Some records
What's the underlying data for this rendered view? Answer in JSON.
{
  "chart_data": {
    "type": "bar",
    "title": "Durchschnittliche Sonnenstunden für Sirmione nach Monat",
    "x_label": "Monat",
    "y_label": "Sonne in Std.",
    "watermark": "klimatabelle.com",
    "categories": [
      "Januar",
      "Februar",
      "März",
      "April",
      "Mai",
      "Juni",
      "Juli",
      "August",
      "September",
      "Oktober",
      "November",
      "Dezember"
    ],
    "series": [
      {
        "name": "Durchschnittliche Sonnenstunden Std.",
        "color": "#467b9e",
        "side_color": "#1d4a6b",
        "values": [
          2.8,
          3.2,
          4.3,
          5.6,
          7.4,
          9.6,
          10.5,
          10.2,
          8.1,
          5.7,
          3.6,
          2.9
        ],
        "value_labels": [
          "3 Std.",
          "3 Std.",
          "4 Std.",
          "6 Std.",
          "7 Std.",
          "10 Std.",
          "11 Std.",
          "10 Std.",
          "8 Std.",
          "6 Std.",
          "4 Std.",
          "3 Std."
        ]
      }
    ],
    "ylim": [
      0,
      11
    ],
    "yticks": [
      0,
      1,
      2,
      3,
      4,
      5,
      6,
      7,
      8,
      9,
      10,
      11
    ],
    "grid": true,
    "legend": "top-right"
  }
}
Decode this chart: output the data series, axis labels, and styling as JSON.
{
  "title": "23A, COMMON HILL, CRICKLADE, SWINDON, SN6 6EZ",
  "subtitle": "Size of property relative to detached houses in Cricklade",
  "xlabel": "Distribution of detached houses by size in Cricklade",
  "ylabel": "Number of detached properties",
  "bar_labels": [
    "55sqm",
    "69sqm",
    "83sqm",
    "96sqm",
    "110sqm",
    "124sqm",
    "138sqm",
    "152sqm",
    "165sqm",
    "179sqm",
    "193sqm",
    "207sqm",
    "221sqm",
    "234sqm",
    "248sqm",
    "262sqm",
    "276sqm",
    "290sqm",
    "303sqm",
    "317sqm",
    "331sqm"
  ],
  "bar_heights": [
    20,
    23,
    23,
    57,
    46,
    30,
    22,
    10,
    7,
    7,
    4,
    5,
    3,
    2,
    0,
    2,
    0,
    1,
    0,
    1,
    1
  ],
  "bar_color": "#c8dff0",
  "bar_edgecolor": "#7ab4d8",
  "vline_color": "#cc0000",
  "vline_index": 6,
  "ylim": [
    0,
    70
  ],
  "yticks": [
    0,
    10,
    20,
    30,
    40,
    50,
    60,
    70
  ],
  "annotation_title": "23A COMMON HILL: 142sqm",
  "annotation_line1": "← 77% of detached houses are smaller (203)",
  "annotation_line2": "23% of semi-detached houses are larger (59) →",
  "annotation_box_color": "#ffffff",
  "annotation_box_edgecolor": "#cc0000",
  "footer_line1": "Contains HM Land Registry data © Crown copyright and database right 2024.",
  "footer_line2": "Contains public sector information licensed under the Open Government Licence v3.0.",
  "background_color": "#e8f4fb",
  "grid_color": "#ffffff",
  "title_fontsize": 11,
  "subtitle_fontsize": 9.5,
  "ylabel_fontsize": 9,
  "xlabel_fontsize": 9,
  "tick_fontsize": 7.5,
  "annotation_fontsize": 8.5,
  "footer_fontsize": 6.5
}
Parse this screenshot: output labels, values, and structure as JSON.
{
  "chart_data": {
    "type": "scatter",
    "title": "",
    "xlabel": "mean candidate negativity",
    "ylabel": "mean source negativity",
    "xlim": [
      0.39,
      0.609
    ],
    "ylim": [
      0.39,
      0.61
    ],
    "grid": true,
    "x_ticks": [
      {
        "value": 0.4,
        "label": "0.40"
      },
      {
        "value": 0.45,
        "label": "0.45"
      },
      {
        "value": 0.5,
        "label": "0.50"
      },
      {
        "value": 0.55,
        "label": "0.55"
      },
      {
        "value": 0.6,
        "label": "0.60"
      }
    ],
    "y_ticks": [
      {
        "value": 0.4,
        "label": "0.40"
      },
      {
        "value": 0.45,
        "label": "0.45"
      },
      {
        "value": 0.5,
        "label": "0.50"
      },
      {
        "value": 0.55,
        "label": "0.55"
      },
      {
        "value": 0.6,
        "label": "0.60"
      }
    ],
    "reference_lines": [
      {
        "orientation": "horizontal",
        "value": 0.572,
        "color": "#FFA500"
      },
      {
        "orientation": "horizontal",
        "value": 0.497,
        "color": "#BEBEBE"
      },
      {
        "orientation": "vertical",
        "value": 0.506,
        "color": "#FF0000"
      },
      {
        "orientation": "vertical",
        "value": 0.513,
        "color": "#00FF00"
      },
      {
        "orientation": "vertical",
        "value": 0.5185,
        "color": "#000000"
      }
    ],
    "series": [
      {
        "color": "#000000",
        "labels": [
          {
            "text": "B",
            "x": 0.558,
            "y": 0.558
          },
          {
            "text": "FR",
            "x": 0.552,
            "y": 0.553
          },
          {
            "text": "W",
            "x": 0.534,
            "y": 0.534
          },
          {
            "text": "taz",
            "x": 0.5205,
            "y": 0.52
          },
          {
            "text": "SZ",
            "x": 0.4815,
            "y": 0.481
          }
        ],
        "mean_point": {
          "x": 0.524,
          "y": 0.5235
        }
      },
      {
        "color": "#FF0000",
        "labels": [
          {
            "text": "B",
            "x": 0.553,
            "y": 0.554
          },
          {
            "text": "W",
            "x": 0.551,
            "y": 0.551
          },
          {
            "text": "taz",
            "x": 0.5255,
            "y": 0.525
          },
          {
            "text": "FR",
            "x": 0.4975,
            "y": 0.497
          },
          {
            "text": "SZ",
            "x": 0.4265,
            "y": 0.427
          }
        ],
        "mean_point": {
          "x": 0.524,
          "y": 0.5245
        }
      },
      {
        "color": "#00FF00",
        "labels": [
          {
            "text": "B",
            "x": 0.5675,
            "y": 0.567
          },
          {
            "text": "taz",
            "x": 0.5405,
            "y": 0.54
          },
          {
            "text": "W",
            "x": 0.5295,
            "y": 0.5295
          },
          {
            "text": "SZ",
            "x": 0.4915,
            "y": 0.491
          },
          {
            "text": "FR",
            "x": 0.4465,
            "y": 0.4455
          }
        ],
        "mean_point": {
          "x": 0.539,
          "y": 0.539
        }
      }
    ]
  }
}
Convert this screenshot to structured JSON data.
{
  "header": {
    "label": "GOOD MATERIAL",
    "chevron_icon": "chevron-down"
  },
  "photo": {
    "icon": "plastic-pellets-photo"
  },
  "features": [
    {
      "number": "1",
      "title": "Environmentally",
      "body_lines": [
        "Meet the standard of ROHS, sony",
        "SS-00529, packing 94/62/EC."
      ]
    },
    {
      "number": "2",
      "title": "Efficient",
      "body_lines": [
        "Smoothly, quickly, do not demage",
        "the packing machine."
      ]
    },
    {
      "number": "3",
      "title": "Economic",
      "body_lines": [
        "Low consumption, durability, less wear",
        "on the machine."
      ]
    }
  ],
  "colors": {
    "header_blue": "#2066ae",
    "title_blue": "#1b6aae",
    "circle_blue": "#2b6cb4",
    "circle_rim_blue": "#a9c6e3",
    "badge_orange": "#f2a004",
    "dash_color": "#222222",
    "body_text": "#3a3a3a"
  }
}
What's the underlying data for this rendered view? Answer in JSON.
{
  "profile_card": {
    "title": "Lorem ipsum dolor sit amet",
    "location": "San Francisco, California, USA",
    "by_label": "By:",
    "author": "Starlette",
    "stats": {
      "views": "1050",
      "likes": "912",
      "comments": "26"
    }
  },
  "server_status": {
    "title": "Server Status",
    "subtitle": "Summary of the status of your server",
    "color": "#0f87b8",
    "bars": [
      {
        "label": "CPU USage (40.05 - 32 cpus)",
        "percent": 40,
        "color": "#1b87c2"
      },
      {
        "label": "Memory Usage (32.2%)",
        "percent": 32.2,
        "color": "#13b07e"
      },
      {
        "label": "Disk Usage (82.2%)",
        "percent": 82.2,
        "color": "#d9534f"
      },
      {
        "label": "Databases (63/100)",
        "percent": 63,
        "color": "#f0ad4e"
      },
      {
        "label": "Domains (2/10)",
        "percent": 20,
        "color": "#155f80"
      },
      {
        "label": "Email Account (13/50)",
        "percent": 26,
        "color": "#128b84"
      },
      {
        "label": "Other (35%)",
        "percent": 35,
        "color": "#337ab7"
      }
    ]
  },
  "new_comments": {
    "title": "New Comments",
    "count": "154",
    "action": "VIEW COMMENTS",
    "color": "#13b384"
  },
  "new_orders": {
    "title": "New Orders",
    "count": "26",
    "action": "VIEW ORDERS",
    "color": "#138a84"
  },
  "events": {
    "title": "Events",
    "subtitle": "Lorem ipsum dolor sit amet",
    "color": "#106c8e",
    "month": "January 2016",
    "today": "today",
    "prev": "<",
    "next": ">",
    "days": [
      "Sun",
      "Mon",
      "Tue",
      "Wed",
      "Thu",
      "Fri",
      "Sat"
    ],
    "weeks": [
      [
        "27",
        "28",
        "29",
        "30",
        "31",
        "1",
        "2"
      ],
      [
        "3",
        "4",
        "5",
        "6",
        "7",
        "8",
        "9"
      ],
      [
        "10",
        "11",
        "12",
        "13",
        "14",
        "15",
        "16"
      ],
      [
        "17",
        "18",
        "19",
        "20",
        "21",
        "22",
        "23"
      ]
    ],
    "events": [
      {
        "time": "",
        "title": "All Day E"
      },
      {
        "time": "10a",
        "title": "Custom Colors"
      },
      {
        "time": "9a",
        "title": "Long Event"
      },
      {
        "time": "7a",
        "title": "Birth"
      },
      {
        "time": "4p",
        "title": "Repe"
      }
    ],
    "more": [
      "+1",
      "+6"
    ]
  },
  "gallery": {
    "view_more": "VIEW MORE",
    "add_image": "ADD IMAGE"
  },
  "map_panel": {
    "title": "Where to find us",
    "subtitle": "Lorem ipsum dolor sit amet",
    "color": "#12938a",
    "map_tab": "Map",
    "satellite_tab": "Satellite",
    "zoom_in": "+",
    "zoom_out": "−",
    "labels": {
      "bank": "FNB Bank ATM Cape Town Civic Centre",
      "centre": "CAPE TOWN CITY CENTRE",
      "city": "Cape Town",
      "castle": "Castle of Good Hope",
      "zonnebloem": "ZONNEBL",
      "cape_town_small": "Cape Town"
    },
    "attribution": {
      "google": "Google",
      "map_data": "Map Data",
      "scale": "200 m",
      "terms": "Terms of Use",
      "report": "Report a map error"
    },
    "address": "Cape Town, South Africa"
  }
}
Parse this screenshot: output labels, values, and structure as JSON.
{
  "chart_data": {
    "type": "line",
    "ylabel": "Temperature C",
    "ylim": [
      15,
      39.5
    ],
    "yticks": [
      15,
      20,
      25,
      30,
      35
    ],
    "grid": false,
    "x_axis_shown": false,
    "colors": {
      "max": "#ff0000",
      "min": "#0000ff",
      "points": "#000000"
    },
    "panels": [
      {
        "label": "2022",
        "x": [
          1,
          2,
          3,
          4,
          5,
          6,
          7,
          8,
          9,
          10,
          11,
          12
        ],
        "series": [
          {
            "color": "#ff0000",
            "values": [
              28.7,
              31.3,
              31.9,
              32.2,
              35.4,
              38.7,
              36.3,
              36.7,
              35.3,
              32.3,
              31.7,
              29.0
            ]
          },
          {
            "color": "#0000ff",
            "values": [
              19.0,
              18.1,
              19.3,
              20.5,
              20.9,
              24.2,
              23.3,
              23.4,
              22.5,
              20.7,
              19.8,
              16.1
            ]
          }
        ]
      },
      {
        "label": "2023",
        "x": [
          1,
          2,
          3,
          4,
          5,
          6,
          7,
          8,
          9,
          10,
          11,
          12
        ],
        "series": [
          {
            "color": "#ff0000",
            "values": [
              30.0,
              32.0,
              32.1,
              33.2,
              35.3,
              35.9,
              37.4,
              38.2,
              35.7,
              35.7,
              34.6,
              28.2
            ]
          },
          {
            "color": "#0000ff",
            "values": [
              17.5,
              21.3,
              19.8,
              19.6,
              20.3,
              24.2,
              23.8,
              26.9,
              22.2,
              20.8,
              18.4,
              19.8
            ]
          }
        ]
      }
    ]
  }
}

* **The problem**
Copy each line of the listing that holds the word "percent".

* **Task response**
        "percent": 40,
        "percent": 32.2,
        "percent": 82.2,
        "percent": 63,
        "percent": 20,
        "percent": 26,
        "percent": 35,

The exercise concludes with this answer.